= Work to be completed =
Extract the records below word for word and ignore the images.
=== Record list ===
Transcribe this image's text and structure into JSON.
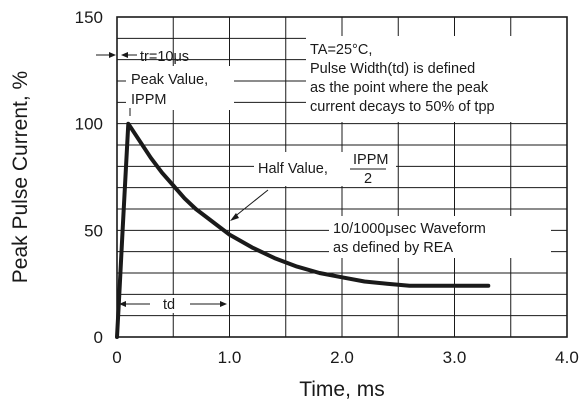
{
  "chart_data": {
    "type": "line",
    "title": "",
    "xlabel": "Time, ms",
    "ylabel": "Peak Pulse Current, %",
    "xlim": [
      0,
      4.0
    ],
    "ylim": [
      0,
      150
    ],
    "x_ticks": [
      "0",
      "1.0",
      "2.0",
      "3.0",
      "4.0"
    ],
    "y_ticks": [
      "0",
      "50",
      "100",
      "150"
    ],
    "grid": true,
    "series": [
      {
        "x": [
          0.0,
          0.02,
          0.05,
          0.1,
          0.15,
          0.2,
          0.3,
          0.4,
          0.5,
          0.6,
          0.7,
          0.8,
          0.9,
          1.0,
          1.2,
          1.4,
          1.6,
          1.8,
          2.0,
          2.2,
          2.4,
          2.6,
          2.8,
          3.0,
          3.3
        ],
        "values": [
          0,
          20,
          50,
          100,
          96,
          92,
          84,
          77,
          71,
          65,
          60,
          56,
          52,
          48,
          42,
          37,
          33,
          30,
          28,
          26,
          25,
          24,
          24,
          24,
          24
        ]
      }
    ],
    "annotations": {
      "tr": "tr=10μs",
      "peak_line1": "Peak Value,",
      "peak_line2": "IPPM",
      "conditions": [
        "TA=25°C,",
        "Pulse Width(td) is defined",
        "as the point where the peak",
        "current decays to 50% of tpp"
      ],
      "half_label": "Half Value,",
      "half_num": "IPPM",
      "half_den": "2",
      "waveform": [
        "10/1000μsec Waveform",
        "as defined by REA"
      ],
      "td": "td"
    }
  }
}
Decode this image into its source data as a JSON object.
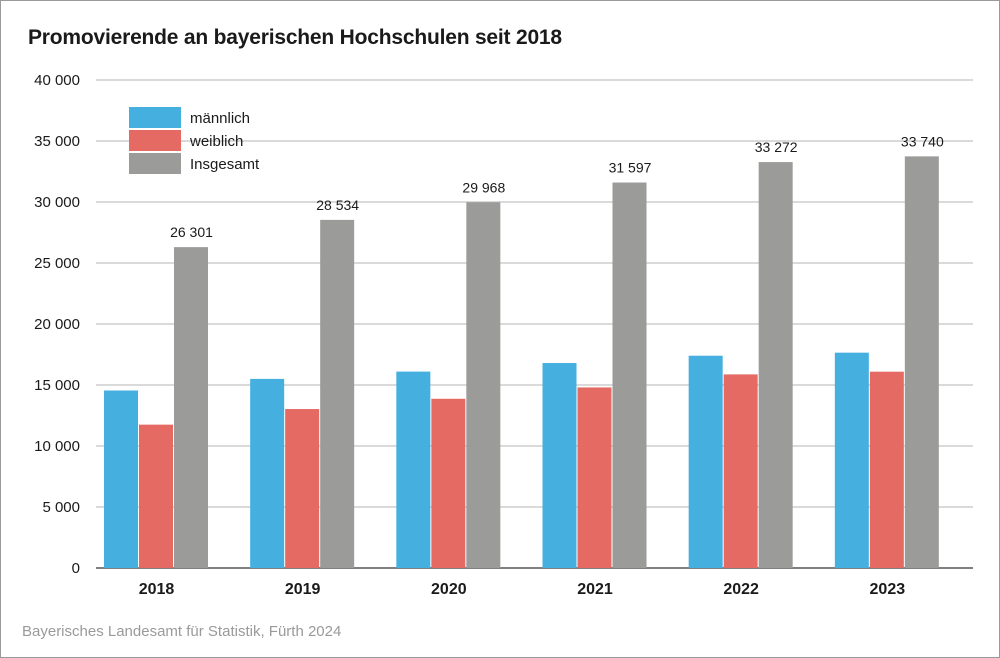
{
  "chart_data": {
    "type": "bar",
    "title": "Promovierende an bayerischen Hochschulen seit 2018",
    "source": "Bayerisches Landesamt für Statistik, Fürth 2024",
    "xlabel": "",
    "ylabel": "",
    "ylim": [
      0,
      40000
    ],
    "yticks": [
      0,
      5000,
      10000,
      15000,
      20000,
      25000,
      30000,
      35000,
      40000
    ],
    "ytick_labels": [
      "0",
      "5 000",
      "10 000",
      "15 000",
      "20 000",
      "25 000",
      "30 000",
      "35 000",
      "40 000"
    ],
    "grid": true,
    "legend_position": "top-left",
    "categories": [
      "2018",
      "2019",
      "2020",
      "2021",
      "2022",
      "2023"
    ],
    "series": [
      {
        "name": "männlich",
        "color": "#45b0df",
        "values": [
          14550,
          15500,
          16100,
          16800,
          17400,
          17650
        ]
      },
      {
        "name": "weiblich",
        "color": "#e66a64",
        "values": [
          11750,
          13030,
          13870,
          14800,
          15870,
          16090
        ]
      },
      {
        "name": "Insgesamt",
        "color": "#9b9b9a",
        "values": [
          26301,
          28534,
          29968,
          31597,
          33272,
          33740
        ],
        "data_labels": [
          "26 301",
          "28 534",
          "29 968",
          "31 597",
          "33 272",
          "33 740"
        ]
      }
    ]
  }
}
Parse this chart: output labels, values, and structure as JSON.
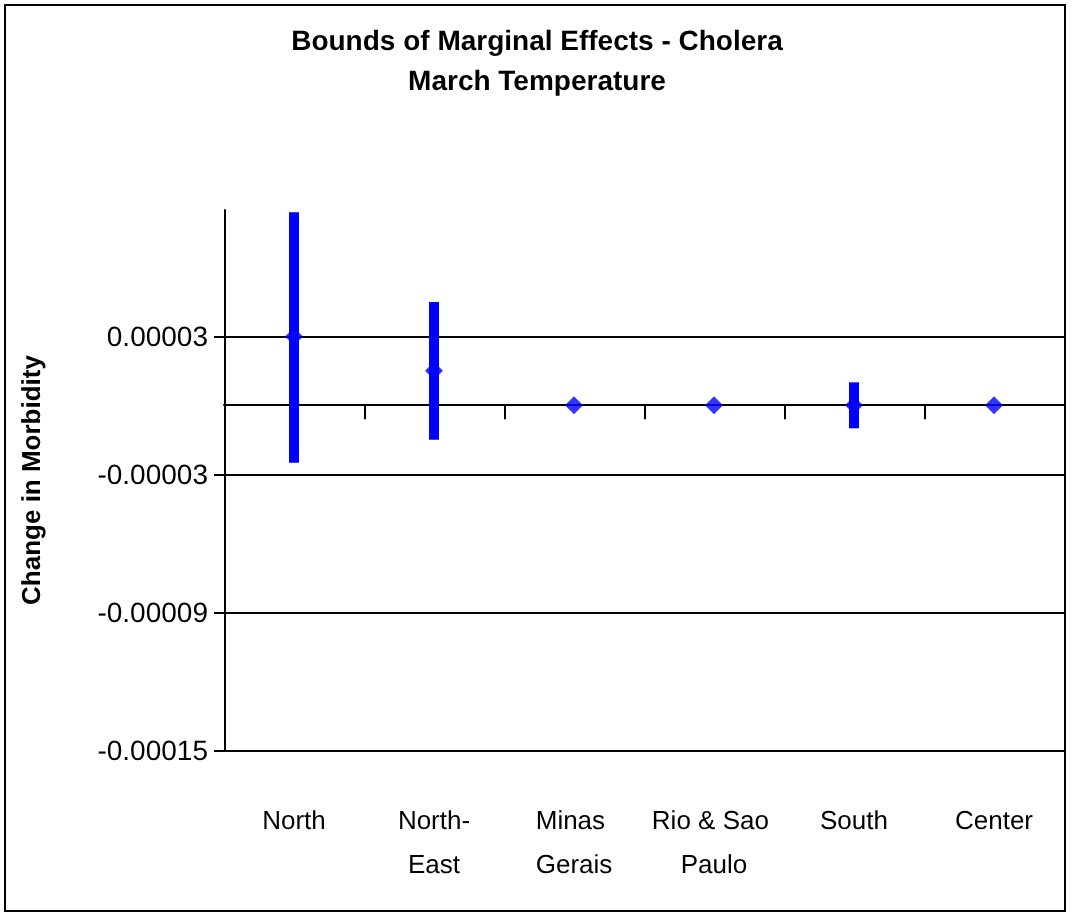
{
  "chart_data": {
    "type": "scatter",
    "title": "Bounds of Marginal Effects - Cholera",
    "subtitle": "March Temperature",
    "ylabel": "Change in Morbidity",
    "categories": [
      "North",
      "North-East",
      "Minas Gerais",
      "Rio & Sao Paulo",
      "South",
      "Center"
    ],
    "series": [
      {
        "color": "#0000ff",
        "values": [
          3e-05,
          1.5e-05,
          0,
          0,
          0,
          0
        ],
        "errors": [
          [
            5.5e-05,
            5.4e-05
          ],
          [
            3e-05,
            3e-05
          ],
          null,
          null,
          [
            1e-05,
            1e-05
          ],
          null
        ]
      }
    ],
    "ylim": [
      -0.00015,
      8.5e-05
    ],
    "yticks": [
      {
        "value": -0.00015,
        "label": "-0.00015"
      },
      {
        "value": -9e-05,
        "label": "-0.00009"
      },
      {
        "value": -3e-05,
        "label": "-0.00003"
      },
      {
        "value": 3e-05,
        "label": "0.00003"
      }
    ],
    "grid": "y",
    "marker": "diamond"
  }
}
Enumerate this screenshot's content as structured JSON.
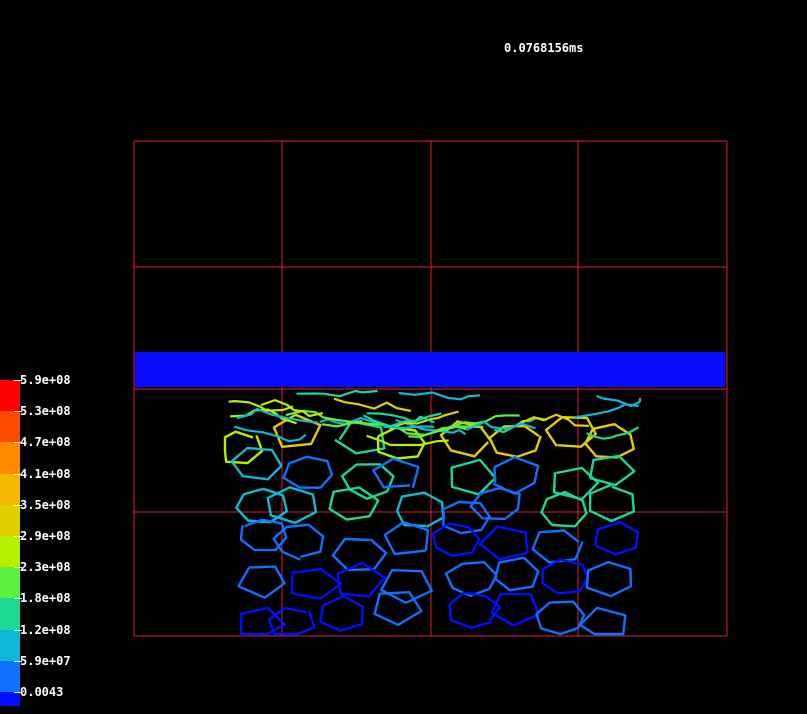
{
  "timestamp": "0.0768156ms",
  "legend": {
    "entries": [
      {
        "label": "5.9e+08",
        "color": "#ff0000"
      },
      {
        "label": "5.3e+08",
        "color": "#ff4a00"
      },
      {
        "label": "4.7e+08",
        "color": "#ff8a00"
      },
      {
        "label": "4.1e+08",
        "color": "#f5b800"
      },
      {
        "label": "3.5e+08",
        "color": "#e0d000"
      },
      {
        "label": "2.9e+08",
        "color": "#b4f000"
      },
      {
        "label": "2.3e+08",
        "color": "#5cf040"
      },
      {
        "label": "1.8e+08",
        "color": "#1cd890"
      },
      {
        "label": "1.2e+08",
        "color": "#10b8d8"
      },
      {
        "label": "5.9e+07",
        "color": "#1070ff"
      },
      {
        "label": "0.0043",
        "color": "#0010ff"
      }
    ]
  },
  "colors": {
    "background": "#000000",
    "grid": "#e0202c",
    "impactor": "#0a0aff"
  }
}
===
= Output for this exercise =
Transcribe this image's text and structure into JSON.
{
  "chart_data": {
    "type": "line",
    "title": "",
    "xlabel": "Time, ms",
    "ylabel": "Peak Pulse Current, %",
    "xlim": [
      0,
      4.0
    ],
    "ylim": [
      0,
      150
    ],
    "x_ticks": [
      "0",
      "1.0",
      "2.0",
      "3.0",
      "4.0"
    ],
    "y_ticks": [
      "0",
      "50",
      "100",
      "150"
    ],
    "grid": true,
    "series": [
      {
        "x": [
          0.0,
          0.02,
          0.05,
          0.1,
          0.15,
          0.2,
          0.3,
          0.4,
          0.5,
          0.6,
          0.7,
          0.8,
          0.9,
          1.0,
          1.2,
          1.4,
          1.6,
          1.8,
          2.0,
          2.2,
          2.4,
          2.6,
          2.8,
          3.0,
          3.3
        ],
        "values": [
          0,
          20,
          50,
          100,
          96,
          92,
          84,
          77,
          71,
          65,
          60,
          56,
          52,
          48,
          42,
          37,
          33,
          30,
          28,
          26,
          25,
          24,
          24,
          24,
          24
        ]
      }
    ],
    "annotations": {
      "tr": "tr=10μs",
      "peak_line1": "Peak Value,",
      "peak_line2": "IPPM",
      "conditions": [
        "TA=25°C,",
        "Pulse Width(td) is defined",
        "as the point where the peak",
        "current decays to 50% of tpp"
      ],
      "half_label": "Half Value,",
      "half_num": "IPPM",
      "half_den": "2",
      "waveform": [
        "10/1000μsec Waveform",
        "as defined by REA"
      ],
      "td": "td"
    }
  }
}
Decode this image into its source data as a JSON object.
{
  "chart_data": {
    "type": "bar",
    "title": "Promovierende an bayerischen Hochschulen seit 2018",
    "source": "Bayerisches Landesamt für Statistik, Fürth 2024",
    "xlabel": "",
    "ylabel": "",
    "ylim": [
      0,
      40000
    ],
    "yticks": [
      0,
      5000,
      10000,
      15000,
      20000,
      25000,
      30000,
      35000,
      40000
    ],
    "ytick_labels": [
      "0",
      "5 000",
      "10 000",
      "15 000",
      "20 000",
      "25 000",
      "30 000",
      "35 000",
      "40 000"
    ],
    "grid": true,
    "legend_position": "top-left",
    "categories": [
      "2018",
      "2019",
      "2020",
      "2021",
      "2022",
      "2023"
    ],
    "series": [
      {
        "name": "männlich",
        "color": "#45b0df",
        "values": [
          14550,
          15500,
          16100,
          16800,
          17400,
          17650
        ]
      },
      {
        "name": "weiblich",
        "color": "#e66a64",
        "values": [
          11750,
          13030,
          13870,
          14800,
          15870,
          16090
        ]
      },
      {
        "name": "Insgesamt",
        "color": "#9b9b9a",
        "values": [
          26301,
          28534,
          29968,
          31597,
          33272,
          33740
        ],
        "data_labels": [
          "26 301",
          "28 534",
          "29 968",
          "31 597",
          "33 272",
          "33 740"
        ]
      }
    ]
  }
}
Parse this chart: output labels, values, and structure as JSON.
{
  "chart_data": {
    "type": "scatter",
    "title": "Bounds of Marginal Effects - Cholera",
    "subtitle": "March Temperature",
    "ylabel": "Change in Morbidity",
    "categories": [
      "North",
      "North-East",
      "Minas Gerais",
      "Rio & Sao Paulo",
      "South",
      "Center"
    ],
    "series": [
      {
        "color": "#0000ff",
        "values": [
          3e-05,
          1.5e-05,
          0,
          0,
          0,
          0
        ],
        "errors": [
          [
            5.5e-05,
            5.4e-05
          ],
          [
            3e-05,
            3e-05
          ],
          null,
          null,
          [
            1e-05,
            1e-05
          ],
          null
        ]
      }
    ],
    "ylim": [
      -0.00015,
      8.5e-05
    ],
    "yticks": [
      {
        "value": -0.00015,
        "label": "-0.00015"
      },
      {
        "value": -9e-05,
        "label": "-0.00009"
      },
      {
        "value": -3e-05,
        "label": "-0.00003"
      },
      {
        "value": 3e-05,
        "label": "0.00003"
      }
    ],
    "grid": "y",
    "marker": "diamond"
  }
}
Enumerate this screenshot's content as structured JSON.
{
  "timestamp": "0.0768156ms",
  "legend": {
    "entries": [
      {
        "label": "5.9e+08",
        "color": "#ff0000"
      },
      {
        "label": "5.3e+08",
        "color": "#ff4a00"
      },
      {
        "label": "4.7e+08",
        "color": "#ff8a00"
      },
      {
        "label": "4.1e+08",
        "color": "#f5b800"
      },
      {
        "label": "3.5e+08",
        "color": "#e0d000"
      },
      {
        "label": "2.9e+08",
        "color": "#b4f000"
      },
      {
        "label": "2.3e+08",
        "color": "#5cf040"
      },
      {
        "label": "1.8e+08",
        "color": "#1cd890"
      },
      {
        "label": "1.2e+08",
        "color": "#10b8d8"
      },
      {
        "label": "5.9e+07",
        "color": "#1070ff"
      },
      {
        "label": "0.0043",
        "color": "#0010ff"
      }
    ]
  },
  "colors": {
    "background": "#000000",
    "grid": "#e0202c",
    "impactor": "#0a0aff"
  }
}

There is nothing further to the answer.